◆ Provided data:
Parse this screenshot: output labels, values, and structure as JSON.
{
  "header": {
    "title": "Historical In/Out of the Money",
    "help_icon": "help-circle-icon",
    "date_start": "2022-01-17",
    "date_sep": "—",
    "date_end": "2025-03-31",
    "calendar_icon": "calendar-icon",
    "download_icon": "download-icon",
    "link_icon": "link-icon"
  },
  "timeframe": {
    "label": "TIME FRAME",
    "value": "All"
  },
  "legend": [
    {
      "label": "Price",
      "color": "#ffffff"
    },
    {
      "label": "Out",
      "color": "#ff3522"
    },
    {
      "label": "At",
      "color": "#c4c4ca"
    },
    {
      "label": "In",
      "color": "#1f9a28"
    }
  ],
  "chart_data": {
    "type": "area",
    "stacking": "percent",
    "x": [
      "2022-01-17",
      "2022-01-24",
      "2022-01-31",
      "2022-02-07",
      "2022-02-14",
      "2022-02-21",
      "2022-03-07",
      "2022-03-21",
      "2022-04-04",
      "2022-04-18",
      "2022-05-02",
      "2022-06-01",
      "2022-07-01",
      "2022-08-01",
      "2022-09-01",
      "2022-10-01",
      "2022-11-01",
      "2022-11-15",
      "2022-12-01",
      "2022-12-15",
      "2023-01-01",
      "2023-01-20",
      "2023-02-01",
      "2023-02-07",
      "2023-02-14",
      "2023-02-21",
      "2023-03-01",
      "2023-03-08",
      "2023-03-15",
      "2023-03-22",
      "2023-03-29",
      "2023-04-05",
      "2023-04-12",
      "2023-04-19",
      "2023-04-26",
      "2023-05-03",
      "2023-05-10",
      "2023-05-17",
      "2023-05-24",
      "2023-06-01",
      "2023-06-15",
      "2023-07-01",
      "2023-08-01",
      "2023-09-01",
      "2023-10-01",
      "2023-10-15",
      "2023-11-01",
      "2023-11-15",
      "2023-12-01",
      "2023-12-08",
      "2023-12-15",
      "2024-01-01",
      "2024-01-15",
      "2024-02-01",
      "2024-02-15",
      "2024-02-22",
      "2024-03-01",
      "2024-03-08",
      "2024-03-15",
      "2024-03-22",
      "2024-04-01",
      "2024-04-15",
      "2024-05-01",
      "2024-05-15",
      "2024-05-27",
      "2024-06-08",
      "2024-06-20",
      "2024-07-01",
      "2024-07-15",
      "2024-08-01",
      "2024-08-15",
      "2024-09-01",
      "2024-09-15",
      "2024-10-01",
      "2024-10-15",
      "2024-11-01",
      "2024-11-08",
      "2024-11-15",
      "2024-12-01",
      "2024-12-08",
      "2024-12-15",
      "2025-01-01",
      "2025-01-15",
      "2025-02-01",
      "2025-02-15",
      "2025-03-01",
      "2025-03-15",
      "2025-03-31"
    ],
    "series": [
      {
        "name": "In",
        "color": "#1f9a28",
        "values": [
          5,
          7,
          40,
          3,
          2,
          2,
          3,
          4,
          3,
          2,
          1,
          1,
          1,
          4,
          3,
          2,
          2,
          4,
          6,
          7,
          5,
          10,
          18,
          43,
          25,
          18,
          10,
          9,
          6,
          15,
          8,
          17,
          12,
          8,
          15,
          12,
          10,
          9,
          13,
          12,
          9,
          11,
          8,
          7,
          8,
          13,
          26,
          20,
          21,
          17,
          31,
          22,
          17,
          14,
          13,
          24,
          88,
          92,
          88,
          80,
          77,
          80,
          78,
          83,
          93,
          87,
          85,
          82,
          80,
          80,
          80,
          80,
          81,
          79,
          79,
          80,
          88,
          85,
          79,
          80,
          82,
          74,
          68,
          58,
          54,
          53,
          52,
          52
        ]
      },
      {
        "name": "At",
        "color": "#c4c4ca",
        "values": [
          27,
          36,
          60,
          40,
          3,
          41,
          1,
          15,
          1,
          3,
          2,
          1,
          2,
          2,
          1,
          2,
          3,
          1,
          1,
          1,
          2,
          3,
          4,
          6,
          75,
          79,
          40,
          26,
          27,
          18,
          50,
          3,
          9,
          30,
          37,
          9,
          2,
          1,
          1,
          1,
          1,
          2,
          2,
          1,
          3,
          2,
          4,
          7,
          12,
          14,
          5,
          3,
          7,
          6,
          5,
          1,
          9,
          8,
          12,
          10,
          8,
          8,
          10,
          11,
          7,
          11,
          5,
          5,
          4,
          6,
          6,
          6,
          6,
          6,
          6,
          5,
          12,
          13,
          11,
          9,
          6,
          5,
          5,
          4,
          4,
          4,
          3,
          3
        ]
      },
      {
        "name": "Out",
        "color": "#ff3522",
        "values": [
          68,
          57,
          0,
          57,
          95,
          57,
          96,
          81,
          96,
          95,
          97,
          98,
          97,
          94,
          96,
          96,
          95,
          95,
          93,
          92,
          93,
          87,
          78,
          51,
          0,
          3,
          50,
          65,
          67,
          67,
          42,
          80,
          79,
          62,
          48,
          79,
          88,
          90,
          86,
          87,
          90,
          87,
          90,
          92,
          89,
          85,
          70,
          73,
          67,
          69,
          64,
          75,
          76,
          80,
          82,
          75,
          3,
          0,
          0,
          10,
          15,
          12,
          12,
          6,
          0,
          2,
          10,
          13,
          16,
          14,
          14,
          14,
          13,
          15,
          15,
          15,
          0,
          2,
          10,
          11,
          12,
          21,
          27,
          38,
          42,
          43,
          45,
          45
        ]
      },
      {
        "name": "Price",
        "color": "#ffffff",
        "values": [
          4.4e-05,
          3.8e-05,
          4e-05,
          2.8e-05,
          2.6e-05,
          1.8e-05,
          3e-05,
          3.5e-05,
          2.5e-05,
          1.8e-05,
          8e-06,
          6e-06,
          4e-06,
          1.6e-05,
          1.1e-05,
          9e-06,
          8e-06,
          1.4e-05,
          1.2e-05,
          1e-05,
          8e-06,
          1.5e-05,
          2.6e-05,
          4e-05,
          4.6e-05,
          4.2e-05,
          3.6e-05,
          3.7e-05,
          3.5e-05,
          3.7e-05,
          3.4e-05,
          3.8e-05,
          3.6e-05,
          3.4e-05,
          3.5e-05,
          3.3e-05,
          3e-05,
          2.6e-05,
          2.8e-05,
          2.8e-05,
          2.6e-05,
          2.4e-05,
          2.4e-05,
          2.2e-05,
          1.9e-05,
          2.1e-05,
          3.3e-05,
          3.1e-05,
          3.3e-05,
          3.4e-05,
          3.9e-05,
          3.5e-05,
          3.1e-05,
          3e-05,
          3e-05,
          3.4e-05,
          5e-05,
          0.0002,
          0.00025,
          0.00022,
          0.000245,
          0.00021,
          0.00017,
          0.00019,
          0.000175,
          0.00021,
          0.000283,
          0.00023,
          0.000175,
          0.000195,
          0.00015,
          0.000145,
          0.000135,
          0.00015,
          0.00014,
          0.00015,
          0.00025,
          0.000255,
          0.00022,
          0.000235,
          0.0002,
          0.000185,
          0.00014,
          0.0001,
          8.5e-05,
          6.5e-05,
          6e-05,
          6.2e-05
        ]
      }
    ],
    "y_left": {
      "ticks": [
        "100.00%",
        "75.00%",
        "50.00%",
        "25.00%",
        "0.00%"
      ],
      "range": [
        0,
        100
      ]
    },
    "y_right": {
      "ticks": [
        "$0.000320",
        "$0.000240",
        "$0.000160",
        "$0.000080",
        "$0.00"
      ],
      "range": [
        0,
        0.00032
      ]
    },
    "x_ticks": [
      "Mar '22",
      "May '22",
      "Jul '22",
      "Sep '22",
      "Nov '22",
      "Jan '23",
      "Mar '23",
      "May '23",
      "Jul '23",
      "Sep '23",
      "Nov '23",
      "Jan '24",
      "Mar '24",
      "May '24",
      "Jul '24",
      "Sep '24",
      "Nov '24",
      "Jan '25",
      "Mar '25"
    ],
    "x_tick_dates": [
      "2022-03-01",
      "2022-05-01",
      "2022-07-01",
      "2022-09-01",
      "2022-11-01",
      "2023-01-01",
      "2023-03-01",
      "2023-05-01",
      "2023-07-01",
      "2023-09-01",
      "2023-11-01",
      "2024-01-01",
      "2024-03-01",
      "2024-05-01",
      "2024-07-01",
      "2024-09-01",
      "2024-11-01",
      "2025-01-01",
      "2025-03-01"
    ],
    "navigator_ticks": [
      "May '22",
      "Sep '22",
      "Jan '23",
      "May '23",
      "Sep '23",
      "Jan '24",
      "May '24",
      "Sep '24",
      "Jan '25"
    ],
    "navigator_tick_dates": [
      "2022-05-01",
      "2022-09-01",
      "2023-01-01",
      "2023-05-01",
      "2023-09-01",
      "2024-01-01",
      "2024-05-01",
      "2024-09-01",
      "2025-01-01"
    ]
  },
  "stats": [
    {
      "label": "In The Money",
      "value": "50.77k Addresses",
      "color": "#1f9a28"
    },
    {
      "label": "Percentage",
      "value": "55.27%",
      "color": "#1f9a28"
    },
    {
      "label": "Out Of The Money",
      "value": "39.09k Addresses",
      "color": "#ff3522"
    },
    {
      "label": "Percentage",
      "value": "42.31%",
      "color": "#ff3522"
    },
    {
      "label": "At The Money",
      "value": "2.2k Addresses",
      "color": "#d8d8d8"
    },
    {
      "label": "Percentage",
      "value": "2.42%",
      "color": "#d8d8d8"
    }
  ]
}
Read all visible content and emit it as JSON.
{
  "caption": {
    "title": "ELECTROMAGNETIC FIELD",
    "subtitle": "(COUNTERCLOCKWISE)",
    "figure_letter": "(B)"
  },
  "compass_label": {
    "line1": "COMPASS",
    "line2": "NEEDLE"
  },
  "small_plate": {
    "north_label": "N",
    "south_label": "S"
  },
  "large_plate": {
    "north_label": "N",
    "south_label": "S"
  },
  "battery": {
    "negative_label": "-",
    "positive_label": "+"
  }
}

◆ Exercise: Go through the records and gather the lines that hold "Addresses".

◆ In response:
      "value": "50.77k Addresses",
      "value": "39.09k Addresses",
      "value": "2.2k Addresses",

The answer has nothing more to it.